* TASK DESCRIPTION: Copy the line with "Read this page and output its text content." and all lines following it through the last line of the entries, exactly as written.

* ROWS:

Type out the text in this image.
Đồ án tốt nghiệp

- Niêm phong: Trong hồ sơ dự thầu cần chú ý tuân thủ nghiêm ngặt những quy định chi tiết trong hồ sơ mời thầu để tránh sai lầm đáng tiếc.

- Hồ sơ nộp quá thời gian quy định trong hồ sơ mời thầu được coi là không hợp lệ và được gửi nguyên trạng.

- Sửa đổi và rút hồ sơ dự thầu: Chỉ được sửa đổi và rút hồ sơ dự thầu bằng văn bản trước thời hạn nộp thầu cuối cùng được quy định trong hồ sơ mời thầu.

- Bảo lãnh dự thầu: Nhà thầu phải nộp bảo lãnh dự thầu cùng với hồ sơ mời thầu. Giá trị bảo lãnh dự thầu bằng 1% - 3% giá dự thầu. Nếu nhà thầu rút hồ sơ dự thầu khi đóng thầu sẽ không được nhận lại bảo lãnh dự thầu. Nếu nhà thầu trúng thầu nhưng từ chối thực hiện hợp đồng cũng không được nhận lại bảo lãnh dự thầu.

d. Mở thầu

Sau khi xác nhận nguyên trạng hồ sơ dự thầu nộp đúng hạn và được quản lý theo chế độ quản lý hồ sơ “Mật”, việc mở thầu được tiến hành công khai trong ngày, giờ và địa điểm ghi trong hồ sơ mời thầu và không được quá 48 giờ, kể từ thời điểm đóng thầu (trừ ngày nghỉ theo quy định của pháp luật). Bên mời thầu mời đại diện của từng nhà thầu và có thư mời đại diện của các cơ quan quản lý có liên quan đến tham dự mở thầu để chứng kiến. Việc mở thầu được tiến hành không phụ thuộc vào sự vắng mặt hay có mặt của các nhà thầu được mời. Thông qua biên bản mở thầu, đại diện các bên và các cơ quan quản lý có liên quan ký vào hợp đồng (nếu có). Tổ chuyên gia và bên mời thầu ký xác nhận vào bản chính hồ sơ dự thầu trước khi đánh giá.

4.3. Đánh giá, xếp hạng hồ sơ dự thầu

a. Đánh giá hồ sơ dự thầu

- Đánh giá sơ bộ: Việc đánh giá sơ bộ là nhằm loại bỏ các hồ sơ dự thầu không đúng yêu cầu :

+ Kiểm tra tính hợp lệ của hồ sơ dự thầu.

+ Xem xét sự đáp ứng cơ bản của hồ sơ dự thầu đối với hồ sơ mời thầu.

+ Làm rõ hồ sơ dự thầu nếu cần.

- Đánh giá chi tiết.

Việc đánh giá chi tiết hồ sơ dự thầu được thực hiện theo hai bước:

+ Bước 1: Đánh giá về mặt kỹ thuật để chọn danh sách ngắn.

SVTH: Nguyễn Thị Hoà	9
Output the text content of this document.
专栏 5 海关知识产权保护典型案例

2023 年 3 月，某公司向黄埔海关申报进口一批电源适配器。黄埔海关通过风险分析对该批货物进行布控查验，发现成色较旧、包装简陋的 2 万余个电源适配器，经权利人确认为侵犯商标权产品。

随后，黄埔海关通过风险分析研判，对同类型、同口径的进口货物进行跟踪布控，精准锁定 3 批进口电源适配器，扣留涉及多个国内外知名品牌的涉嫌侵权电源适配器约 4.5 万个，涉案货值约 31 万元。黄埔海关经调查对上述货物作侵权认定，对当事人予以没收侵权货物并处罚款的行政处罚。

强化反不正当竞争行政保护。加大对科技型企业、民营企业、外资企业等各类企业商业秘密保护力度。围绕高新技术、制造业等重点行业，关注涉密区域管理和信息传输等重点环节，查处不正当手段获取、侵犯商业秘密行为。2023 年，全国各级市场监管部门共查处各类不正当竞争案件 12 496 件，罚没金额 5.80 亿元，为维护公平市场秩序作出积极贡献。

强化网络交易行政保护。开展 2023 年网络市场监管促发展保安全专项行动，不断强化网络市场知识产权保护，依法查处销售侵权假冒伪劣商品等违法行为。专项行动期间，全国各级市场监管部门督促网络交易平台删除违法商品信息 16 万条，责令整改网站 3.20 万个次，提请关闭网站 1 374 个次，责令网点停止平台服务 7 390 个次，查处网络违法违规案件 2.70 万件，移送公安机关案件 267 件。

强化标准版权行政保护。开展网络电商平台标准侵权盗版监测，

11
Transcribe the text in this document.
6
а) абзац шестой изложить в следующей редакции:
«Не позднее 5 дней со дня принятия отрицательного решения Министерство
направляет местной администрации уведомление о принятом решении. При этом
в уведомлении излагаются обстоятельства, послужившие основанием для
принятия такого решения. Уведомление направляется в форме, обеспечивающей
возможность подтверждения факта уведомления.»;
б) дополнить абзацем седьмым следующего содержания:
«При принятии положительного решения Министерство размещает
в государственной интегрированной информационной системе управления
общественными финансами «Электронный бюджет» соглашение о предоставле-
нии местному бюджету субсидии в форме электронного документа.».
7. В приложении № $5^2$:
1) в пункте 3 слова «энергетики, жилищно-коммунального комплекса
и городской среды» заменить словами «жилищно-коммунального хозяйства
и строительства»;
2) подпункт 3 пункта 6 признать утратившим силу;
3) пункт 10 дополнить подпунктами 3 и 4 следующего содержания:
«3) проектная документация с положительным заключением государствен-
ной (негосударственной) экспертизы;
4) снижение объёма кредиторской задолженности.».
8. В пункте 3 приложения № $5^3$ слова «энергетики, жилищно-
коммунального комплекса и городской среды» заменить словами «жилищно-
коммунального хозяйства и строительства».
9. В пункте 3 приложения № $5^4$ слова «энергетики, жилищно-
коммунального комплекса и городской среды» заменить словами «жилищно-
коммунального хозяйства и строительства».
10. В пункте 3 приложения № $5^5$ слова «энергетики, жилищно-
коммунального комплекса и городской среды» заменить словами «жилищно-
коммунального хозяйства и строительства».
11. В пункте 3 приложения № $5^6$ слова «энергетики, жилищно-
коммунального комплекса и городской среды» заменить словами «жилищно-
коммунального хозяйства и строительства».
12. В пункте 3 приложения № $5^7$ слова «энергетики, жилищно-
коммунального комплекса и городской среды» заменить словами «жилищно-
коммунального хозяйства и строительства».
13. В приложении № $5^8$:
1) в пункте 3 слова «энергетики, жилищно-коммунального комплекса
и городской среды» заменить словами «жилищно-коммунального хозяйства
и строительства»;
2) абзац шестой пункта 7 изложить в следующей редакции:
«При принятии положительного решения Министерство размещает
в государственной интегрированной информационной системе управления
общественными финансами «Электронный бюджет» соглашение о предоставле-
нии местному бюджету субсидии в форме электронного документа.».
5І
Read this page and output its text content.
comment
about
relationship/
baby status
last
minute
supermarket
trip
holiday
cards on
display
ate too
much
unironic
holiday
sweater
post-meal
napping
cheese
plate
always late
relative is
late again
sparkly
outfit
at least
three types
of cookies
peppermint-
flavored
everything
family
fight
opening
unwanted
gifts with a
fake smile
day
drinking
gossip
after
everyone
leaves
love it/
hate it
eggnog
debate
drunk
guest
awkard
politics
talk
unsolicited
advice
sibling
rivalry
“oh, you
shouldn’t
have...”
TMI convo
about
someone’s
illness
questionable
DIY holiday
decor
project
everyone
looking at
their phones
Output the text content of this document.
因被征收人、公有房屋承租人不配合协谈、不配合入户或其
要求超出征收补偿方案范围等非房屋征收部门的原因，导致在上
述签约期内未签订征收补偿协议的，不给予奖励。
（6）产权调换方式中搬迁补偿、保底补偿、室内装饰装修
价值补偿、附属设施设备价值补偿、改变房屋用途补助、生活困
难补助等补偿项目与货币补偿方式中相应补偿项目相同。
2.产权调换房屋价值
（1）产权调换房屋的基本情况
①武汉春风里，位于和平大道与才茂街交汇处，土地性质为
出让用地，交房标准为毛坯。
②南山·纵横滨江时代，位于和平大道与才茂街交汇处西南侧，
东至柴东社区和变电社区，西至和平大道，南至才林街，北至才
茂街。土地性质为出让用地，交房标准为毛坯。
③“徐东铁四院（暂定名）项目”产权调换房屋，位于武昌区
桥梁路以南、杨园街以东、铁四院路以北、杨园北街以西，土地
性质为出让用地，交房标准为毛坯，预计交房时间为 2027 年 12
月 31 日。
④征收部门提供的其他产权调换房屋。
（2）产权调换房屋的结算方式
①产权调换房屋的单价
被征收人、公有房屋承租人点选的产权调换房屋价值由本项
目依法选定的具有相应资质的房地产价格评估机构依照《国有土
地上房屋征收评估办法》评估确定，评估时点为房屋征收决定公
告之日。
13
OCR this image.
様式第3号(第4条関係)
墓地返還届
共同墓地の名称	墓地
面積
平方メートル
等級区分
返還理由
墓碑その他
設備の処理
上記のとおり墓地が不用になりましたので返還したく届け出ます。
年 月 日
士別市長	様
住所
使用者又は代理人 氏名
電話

* THE OUTPUT:
Read this page and output its text content.
comment
about
relationship/
baby status
last
minute
supermarket
trip
holiday
cards on
display
ate too
much
unironic
holiday
sweater
post-meal
napping
cheese
plate
always late
relative is
late again
sparkly
outfit
at least
three types
of cookies
peppermint-
flavored
everything
family
fight
opening
unwanted
gifts with a
fake smile
day
drinking
gossip
after
everyone
leaves
love it/
hate it
eggnog
debate
drunk
guest
awkard
politics
talk
unsolicited
advice
sibling
rivalry
“oh, you
shouldn’t
have...”
TMI convo
about
someone’s
illness
questionable
DIY holiday
decor
project
everyone
looking at
their phones
Output the text content of this document.
因被征收人、公有房屋承租人不配合协谈、不配合入户或其
要求超出征收补偿方案范围等非房屋征收部门的原因，导致在上
述签约期内未签订征收补偿协议的，不给予奖励。
（6）产权调换方式中搬迁补偿、保底补偿、室内装饰装修
价值补偿、附属设施设备价值补偿、改变房屋用途补助、生活困
难补助等补偿项目与货币补偿方式中相应补偿项目相同。
2.产权调换房屋价值
（1）产权调换房屋的基本情况
①武汉春风里，位于和平大道与才茂街交汇处，土地性质为
出让用地，交房标准为毛坯。
②南山·纵横滨江时代，位于和平大道与才茂街交汇处西南侧，
东至柴东社区和变电社区，西至和平大道，南至才林街，北至才
茂街。土地性质为出让用地，交房标准为毛坯。
③“徐东铁四院（暂定名）项目”产权调换房屋，位于武昌区
桥梁路以南、杨园街以东、铁四院路以北、杨园北街以西，土地
性质为出让用地，交房标准为毛坯，预计交房时间为 2027 年 12
月 31 日。
④征收部门提供的其他产权调换房屋。
（2）产权调换房屋的结算方式
①产权调换房屋的单价
被征收人、公有房屋承租人点选的产权调换房屋价值由本项
目依法选定的具有相应资质的房地产价格评估机构依照《国有土
地上房屋征收评估办法》评估确定，评估时点为房屋征收决定公
告之日。
13
OCR this image.
様式第3号(第4条関係)
墓地返還届
共同墓地の名称	墓地
面積
平方メートル
等級区分
返還理由
墓碑その他
設備の処理
上記のとおり墓地が不用になりましたので返還したく届け出ます。
年 月 日
士別市長	様
住所
使用者又は代理人 氏名
電話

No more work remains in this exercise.